(Stored data)
● ● ●
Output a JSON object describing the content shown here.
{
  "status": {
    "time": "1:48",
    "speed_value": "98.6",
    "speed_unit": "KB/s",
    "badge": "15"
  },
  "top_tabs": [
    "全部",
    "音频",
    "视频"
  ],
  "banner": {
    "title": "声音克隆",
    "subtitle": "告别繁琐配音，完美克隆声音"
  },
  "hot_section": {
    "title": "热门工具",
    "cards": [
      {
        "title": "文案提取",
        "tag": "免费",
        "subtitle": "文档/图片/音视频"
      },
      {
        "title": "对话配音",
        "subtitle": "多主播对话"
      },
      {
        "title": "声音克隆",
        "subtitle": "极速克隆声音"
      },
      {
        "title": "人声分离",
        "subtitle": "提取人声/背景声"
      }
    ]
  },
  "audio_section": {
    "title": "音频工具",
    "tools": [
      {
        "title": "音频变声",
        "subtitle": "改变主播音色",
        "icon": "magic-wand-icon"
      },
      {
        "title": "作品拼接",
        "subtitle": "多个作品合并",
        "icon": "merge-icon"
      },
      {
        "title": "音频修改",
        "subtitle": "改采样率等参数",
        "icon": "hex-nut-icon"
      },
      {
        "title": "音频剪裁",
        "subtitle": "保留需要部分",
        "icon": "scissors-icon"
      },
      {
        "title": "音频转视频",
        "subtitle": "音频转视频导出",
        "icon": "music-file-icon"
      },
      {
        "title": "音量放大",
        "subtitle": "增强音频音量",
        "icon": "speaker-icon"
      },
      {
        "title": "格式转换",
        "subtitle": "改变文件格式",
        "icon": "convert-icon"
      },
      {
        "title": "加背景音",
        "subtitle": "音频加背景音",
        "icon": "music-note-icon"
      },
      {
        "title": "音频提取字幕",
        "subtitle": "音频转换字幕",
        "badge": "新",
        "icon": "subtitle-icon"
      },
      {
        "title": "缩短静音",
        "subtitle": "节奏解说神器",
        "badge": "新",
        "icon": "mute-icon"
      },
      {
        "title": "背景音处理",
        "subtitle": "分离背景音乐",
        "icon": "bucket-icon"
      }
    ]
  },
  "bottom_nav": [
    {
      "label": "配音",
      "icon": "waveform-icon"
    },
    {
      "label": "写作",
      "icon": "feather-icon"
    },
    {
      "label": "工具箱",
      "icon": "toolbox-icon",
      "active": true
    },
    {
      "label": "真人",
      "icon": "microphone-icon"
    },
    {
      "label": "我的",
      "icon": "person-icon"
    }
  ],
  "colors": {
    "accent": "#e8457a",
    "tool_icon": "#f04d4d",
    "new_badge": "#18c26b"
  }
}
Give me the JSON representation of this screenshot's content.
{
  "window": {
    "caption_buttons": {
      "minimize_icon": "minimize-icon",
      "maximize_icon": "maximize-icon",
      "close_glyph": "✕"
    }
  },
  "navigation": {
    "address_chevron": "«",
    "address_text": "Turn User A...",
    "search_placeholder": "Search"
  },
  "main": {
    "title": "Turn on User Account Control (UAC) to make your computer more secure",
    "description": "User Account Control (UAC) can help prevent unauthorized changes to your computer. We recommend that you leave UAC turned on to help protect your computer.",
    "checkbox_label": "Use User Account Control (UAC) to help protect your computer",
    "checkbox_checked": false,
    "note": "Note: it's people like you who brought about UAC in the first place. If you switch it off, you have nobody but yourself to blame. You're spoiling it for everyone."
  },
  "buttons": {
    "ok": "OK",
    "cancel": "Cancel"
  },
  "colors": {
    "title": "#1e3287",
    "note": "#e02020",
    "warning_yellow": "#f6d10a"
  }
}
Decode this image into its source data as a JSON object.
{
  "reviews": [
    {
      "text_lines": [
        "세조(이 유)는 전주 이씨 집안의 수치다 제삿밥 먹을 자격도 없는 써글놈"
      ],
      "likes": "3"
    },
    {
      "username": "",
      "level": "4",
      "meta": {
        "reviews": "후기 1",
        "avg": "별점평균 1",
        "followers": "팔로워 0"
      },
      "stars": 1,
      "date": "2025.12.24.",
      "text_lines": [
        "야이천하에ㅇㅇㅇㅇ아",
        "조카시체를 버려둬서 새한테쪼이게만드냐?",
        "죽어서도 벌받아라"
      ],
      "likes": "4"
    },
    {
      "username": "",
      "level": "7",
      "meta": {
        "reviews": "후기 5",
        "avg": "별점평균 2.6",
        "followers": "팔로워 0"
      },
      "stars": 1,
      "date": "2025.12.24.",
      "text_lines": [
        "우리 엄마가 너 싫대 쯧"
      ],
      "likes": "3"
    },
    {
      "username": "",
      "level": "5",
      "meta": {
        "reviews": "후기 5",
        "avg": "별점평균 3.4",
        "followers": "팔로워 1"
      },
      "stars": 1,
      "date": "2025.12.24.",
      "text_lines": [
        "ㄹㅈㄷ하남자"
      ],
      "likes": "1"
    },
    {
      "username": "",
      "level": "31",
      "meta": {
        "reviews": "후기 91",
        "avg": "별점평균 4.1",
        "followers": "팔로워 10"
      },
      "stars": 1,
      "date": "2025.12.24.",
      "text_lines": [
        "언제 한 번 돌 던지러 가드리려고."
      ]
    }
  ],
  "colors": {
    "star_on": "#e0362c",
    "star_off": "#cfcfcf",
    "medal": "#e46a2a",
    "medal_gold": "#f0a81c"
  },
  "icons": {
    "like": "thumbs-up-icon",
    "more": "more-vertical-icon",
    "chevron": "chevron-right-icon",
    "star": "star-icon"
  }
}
● ● ●
• _What you have to do_
Make an exact copy of the records.

• _Result of this exercise_
Output a JSON object describing the content shown here.
{
  "status": {
    "time": "1:48",
    "speed_value": "98.6",
    "speed_unit": "KB/s",
    "badge": "15"
  },
  "top_tabs": [
    "全部",
    "音频",
    "视频"
  ],
  "banner": {
    "title": "声音克隆",
    "subtitle": "告别繁琐配音，完美克隆声音"
  },
  "hot_section": {
    "title": "热门工具",
    "cards": [
      {
        "title": "文案提取",
        "tag": "免费",
        "subtitle": "文档/图片/音视频"
      },
      {
        "title": "对话配音",
        "subtitle": "多主播对话"
      },
      {
        "title": "声音克隆",
        "subtitle": "极速克隆声音"
      },
      {
        "title": "人声分离",
        "subtitle": "提取人声/背景声"
      }
    ]
  },
  "audio_section": {
    "title": "音频工具",
    "tools": [
      {
        "title": "音频变声",
        "subtitle": "改变主播音色",
        "icon": "magic-wand-icon"
      },
      {
        "title": "作品拼接",
        "subtitle": "多个作品合并",
        "icon": "merge-icon"
      },
      {
        "title": "音频修改",
        "subtitle": "改采样率等参数",
        "icon": "hex-nut-icon"
      },
      {
        "title": "音频剪裁",
        "subtitle": "保留需要部分",
        "icon": "scissors-icon"
      },
      {
        "title": "音频转视频",
        "subtitle": "音频转视频导出",
        "icon": "music-file-icon"
      },
      {
        "title": "音量放大",
        "subtitle": "增强音频音量",
        "icon": "speaker-icon"
      },
      {
        "title": "格式转换",
        "subtitle": "改变文件格式",
        "icon": "convert-icon"
      },
      {
        "title": "加背景音",
        "subtitle": "音频加背景音",
        "icon": "music-note-icon"
      },
      {
        "title": "音频提取字幕",
        "subtitle": "音频转换字幕",
        "badge": "新",
        "icon": "subtitle-icon"
      },
      {
        "title": "缩短静音",
        "subtitle": "节奏解说神器",
        "badge": "新",
        "icon": "mute-icon"
      },
      {
        "title": "背景音处理",
        "subtitle": "分离背景音乐",
        "icon": "bucket-icon"
      }
    ]
  },
  "bottom_nav": [
    {
      "label": "配音",
      "icon": "waveform-icon"
    },
    {
      "label": "写作",
      "icon": "feather-icon"
    },
    {
      "label": "工具箱",
      "icon": "toolbox-icon",
      "active": true
    },
    {
      "label": "真人",
      "icon": "microphone-icon"
    },
    {
      "label": "我的",
      "icon": "person-icon"
    }
  ],
  "colors": {
    "accent": "#e8457a",
    "tool_icon": "#f04d4d",
    "new_badge": "#18c26b"
  }
}
Give me the JSON representation of this screenshot's content.
{
  "window": {
    "caption_buttons": {
      "minimize_icon": "minimize-icon",
      "maximize_icon": "maximize-icon",
      "close_glyph": "✕"
    }
  },
  "navigation": {
    "address_chevron": "«",
    "address_text": "Turn User A...",
    "search_placeholder": "Search"
  },
  "main": {
    "title": "Turn on User Account Control (UAC) to make your computer more secure",
    "description": "User Account Control (UAC) can help prevent unauthorized changes to your computer. We recommend that you leave UAC turned on to help protect your computer.",
    "checkbox_label": "Use User Account Control (UAC) to help protect your computer",
    "checkbox_checked": false,
    "note": "Note: it's people like you who brought about UAC in the first place. If you switch it off, you have nobody but yourself to blame. You're spoiling it for everyone."
  },
  "buttons": {
    "ok": "OK",
    "cancel": "Cancel"
  },
  "colors": {
    "title": "#1e3287",
    "note": "#e02020",
    "warning_yellow": "#f6d10a"
  }
}
Decode this image into its source data as a JSON object.
{
  "reviews": [
    {
      "text_lines": [
        "세조(이 유)는 전주 이씨 집안의 수치다 제삿밥 먹을 자격도 없는 써글놈"
      ],
      "likes": "3"
    },
    {
      "username": "",
      "level": "4",
      "meta": {
        "reviews": "후기 1",
        "avg": "별점평균 1",
        "followers": "팔로워 0"
      },
      "stars": 1,
      "date": "2025.12.24.",
      "text_lines": [
        "야이천하에ㅇㅇㅇㅇ아",
        "조카시체를 버려둬서 새한테쪼이게만드냐?",
        "죽어서도 벌받아라"
      ],
      "likes": "4"
    },
    {
      "username": "",
      "level": "7",
      "meta": {
        "reviews": "후기 5",
        "avg": "별점평균 2.6",
        "followers": "팔로워 0"
      },
      "stars": 1,
      "date": "2025.12.24.",
      "text_lines": [
        "우리 엄마가 너 싫대 쯧"
      ],
      "likes": "3"
    },
    {
      "username": "",
      "level": "5",
      "meta": {
        "reviews": "후기 5",
        "avg": "별점평균 3.4",
        "followers": "팔로워 1"
      },
      "stars": 1,
      "date": "2025.12.24.",
      "text_lines": [
        "ㄹㅈㄷ하남자"
      ],
      "likes": "1"
    },
    {
      "username": "",
      "level": "31",
      "meta": {
        "reviews": "후기 91",
        "avg": "별점평균 4.1",
        "followers": "팔로워 10"
      },
      "stars": 1,
      "date": "2025.12.24.",
      "text_lines": [
        "언제 한 번 돌 던지러 가드리려고."
      ]
    }
  ],
  "colors": {
    "star_on": "#e0362c",
    "star_off": "#cfcfcf",
    "medal": "#e46a2a",
    "medal_gold": "#f0a81c"
  },
  "icons": {
    "like": "thumbs-up-icon",
    "more": "more-vertical-icon",
    "chevron": "chevron-right-icon",
    "star": "star-icon"
  }
}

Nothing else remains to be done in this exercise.